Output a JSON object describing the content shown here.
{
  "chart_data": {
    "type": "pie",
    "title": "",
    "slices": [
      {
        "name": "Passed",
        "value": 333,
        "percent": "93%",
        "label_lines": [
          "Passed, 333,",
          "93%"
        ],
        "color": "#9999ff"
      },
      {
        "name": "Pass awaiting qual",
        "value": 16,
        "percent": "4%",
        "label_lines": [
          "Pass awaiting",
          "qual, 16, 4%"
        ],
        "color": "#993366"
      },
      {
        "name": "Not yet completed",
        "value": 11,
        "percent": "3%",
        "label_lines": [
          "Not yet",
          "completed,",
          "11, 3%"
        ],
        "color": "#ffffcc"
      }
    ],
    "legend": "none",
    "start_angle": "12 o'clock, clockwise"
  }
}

__________________________________________________

Task description: Each line that holds the word "color" is to be copied.

Reply:
        "color": "#9999ff"
        "color": "#993366"
        "color": "#ffffcc"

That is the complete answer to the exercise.